** INSTRUCTIONS FOR THE TASK **
A verbatim copy of the records is required, with all pictures left out.

--- START STORED DATA ---

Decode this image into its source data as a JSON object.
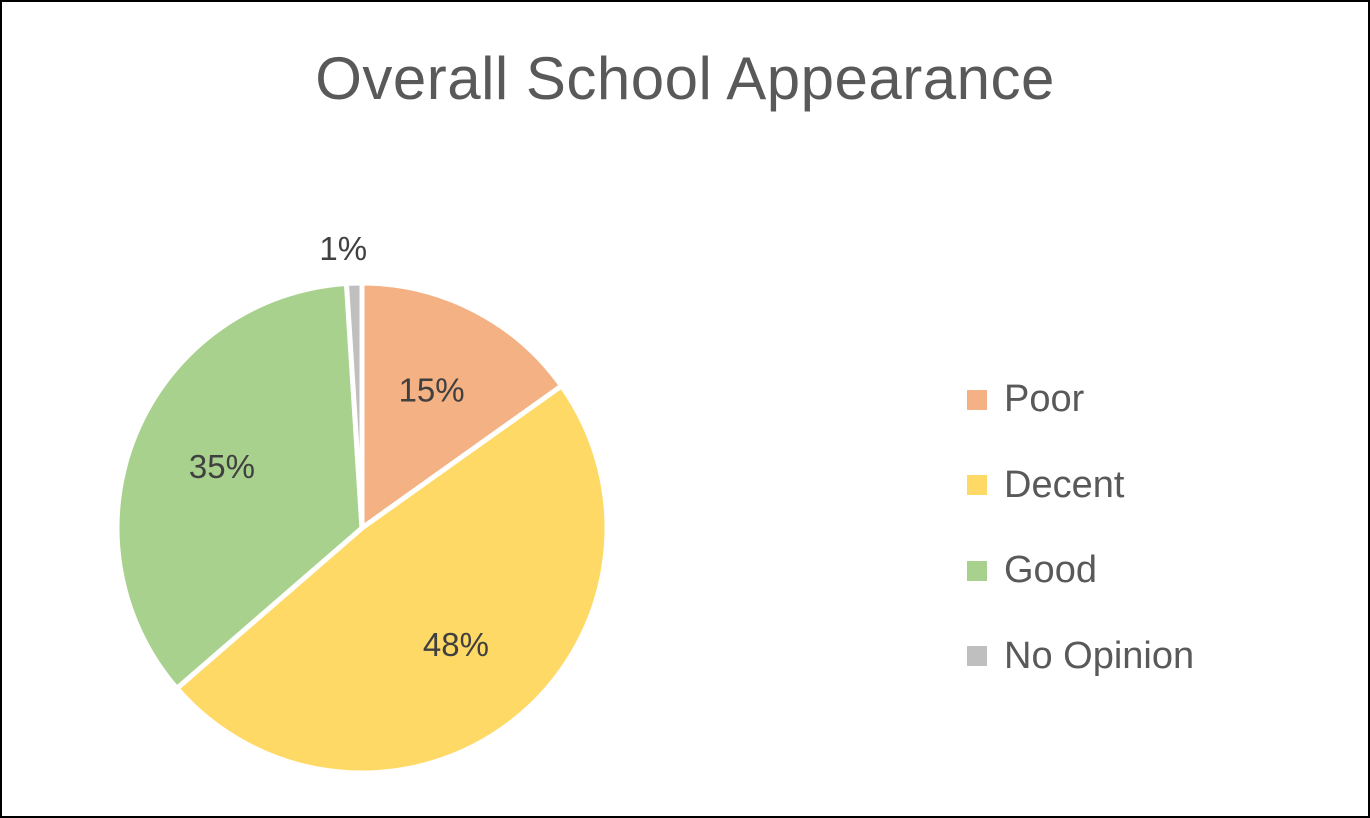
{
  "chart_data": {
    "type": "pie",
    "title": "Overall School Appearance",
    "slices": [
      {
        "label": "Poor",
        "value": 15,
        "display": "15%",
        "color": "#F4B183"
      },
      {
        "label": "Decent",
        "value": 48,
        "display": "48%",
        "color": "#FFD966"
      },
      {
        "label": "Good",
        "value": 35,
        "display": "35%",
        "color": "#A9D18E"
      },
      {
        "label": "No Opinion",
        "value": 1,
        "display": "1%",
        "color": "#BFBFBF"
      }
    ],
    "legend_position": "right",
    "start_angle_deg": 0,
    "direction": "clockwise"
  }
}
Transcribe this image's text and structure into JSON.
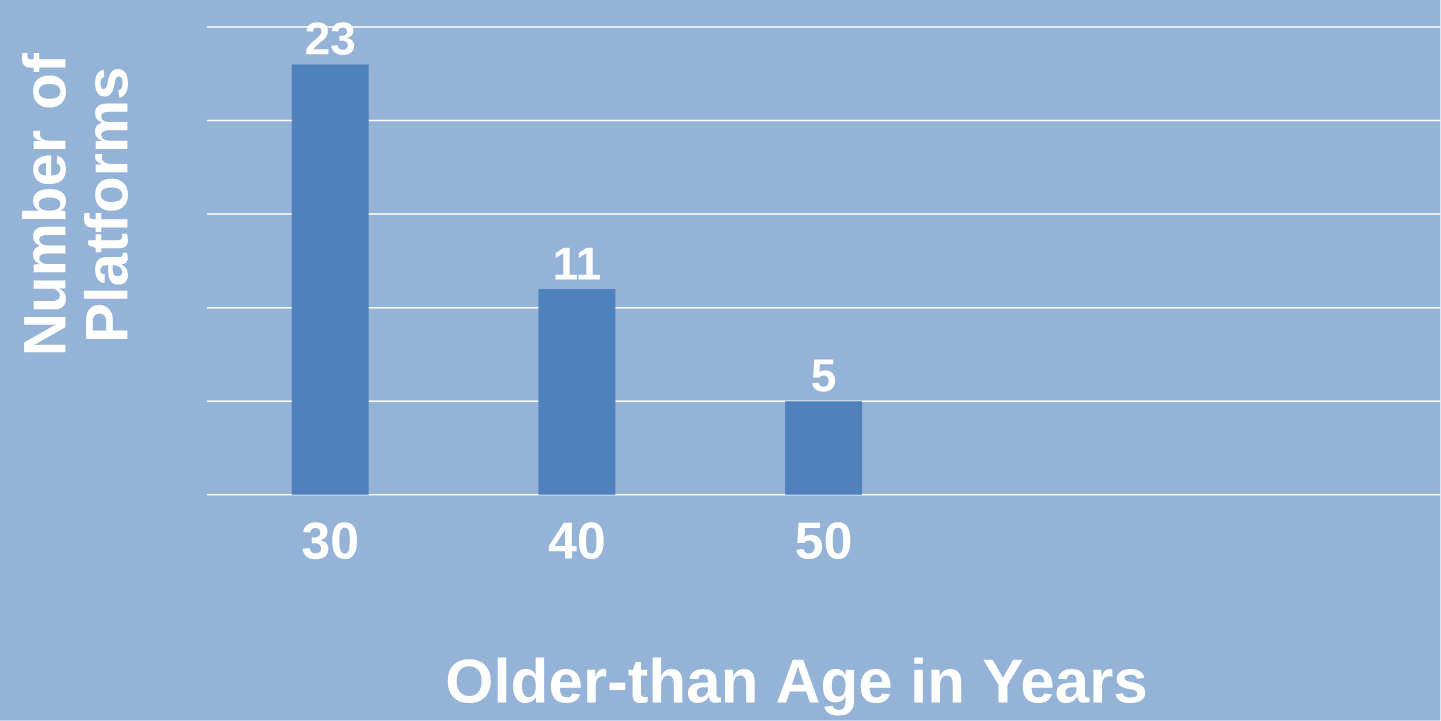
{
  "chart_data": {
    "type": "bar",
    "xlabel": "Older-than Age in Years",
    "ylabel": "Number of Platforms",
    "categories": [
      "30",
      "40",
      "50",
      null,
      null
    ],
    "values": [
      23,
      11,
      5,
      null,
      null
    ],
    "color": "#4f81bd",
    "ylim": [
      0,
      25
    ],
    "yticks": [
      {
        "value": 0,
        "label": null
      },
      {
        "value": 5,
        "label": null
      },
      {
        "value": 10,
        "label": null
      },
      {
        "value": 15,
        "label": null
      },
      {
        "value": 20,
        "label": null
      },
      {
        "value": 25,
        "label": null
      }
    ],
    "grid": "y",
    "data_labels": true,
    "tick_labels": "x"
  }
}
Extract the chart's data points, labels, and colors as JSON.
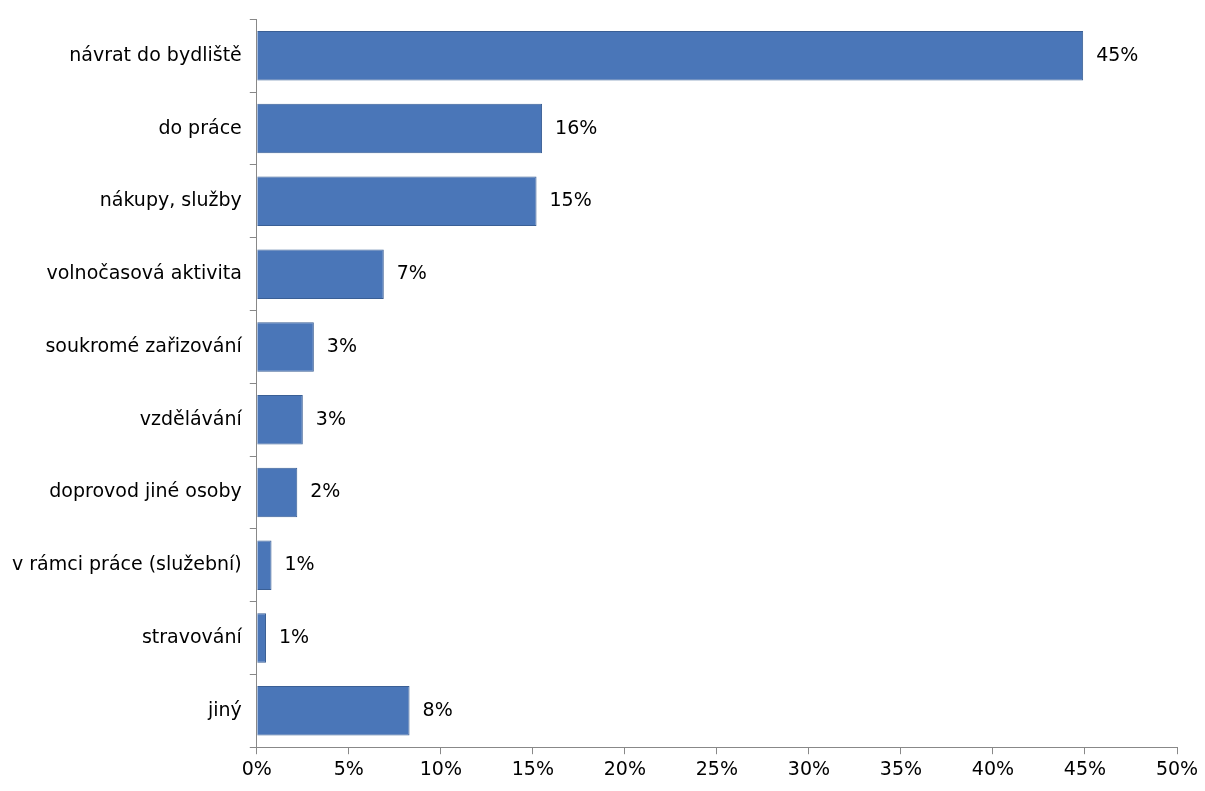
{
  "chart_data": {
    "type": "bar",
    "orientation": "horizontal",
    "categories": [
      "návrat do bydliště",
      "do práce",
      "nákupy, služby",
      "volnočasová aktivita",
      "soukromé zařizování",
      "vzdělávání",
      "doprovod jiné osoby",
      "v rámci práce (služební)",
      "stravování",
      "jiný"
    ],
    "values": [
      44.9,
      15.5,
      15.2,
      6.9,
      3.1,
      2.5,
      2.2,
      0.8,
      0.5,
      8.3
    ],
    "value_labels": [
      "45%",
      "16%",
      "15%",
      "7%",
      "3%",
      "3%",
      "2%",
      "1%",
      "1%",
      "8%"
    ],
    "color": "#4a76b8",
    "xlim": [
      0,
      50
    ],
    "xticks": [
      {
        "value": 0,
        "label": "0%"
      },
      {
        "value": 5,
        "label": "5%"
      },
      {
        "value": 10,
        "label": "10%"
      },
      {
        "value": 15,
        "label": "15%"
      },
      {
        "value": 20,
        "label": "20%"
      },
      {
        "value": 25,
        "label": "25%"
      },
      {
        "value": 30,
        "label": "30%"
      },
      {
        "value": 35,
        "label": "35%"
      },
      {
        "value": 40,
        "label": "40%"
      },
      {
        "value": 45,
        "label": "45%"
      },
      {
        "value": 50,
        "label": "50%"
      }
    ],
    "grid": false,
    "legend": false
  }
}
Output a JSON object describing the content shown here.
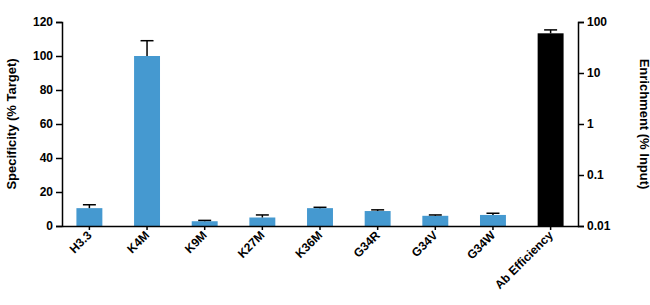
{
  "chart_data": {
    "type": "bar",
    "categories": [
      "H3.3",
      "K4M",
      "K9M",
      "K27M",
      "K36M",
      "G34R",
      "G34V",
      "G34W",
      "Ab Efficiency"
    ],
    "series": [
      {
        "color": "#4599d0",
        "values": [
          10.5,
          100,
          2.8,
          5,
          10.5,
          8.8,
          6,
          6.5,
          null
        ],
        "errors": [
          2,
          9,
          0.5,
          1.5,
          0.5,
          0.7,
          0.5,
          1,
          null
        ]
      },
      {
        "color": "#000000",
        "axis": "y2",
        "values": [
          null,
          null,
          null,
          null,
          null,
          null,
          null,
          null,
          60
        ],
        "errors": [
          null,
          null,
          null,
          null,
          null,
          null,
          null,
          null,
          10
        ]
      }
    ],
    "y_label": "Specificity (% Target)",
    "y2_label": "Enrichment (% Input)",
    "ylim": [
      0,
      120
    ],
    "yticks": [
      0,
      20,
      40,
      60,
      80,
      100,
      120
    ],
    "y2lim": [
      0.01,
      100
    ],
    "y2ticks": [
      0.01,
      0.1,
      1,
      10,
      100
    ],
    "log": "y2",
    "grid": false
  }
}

--- END STORED DATA ---

** RESPONSE TO THE TASK **
Decode this image into its source data as a JSON object.
{
  "chart_data": {
    "type": "pie",
    "title": "Overall School Appearance",
    "slices": [
      {
        "label": "Poor",
        "value": 15,
        "display": "15%",
        "color": "#F4B183"
      },
      {
        "label": "Decent",
        "value": 48,
        "display": "48%",
        "color": "#FFD966"
      },
      {
        "label": "Good",
        "value": 35,
        "display": "35%",
        "color": "#A9D18E"
      },
      {
        "label": "No Opinion",
        "value": 1,
        "display": "1%",
        "color": "#BFBFBF"
      }
    ],
    "legend_position": "right",
    "start_angle_deg": 0,
    "direction": "clockwise"
  }
}
Transcribe this image's text and structure into JSON.
{
  "chart_data": {
    "type": "bar",
    "xlabel": "Older-than Age in Years",
    "ylabel": "Number of Platforms",
    "categories": [
      "30",
      "40",
      "50",
      null,
      null
    ],
    "values": [
      23,
      11,
      5,
      null,
      null
    ],
    "color": "#4f81bd",
    "ylim": [
      0,
      25
    ],
    "yticks": [
      {
        "value": 0,
        "label": null
      },
      {
        "value": 5,
        "label": null
      },
      {
        "value": 10,
        "label": null
      },
      {
        "value": 15,
        "label": null
      },
      {
        "value": 20,
        "label": null
      },
      {
        "value": 25,
        "label": null
      }
    ],
    "grid": "y",
    "data_labels": true,
    "tick_labels": "x"
  }
}
Extract the chart's data points, labels, and colors as JSON.
{
  "chart_data": {
    "type": "bar",
    "orientation": "horizontal",
    "categories": [
      "návrat do bydliště",
      "do práce",
      "nákupy, služby",
      "volnočasová aktivita",
      "soukromé zařizování",
      "vzdělávání",
      "doprovod jiné osoby",
      "v rámci práce (služební)",
      "stravování",
      "jiný"
    ],
    "values": [
      44.9,
      15.5,
      15.2,
      6.9,
      3.1,
      2.5,
      2.2,
      0.8,
      0.5,
      8.3
    ],
    "value_labels": [
      "45%",
      "16%",
      "15%",
      "7%",
      "3%",
      "3%",
      "2%",
      "1%",
      "1%",
      "8%"
    ],
    "color": "#4a76b8",
    "xlim": [
      0,
      50
    ],
    "xticks": [
      {
        "value": 0,
        "label": "0%"
      },
      {
        "value": 5,
        "label": "5%"
      },
      {
        "value": 10,
        "label": "10%"
      },
      {
        "value": 15,
        "label": "15%"
      },
      {
        "value": 20,
        "label": "20%"
      },
      {
        "value": 25,
        "label": "25%"
      },
      {
        "value": 30,
        "label": "30%"
      },
      {
        "value": 35,
        "label": "35%"
      },
      {
        "value": 40,
        "label": "40%"
      },
      {
        "value": 45,
        "label": "45%"
      },
      {
        "value": 50,
        "label": "50%"
      }
    ],
    "grid": false,
    "legend": false
  }
}
Output a JSON object describing the content shown here.
{
  "chart_data": {
    "type": "bar",
    "categories": [
      "H3.3",
      "K4M",
      "K9M",
      "K27M",
      "K36M",
      "G34R",
      "G34V",
      "G34W",
      "Ab Efficiency"
    ],
    "series": [
      {
        "color": "#4599d0",
        "values": [
          10.5,
          100,
          2.8,
          5,
          10.5,
          8.8,
          6,
          6.5,
          null
        ],
        "errors": [
          2,
          9,
          0.5,
          1.5,
          0.5,
          0.7,
          0.5,
          1,
          null
        ]
      },
      {
        "color": "#000000",
        "axis": "y2",
        "values": [
          null,
          null,
          null,
          null,
          null,
          null,
          null,
          null,
          60
        ],
        "errors": [
          null,
          null,
          null,
          null,
          null,
          null,
          null,
          null,
          10
        ]
      }
    ],
    "y_label": "Specificity (% Target)",
    "y2_label": "Enrichment (% Input)",
    "ylim": [
      0,
      120
    ],
    "yticks": [
      0,
      20,
      40,
      60,
      80,
      100,
      120
    ],
    "y2lim": [
      0.01,
      100
    ],
    "y2ticks": [
      0.01,
      0.1,
      1,
      10,
      100
    ],
    "log": "y2",
    "grid": false
  }
}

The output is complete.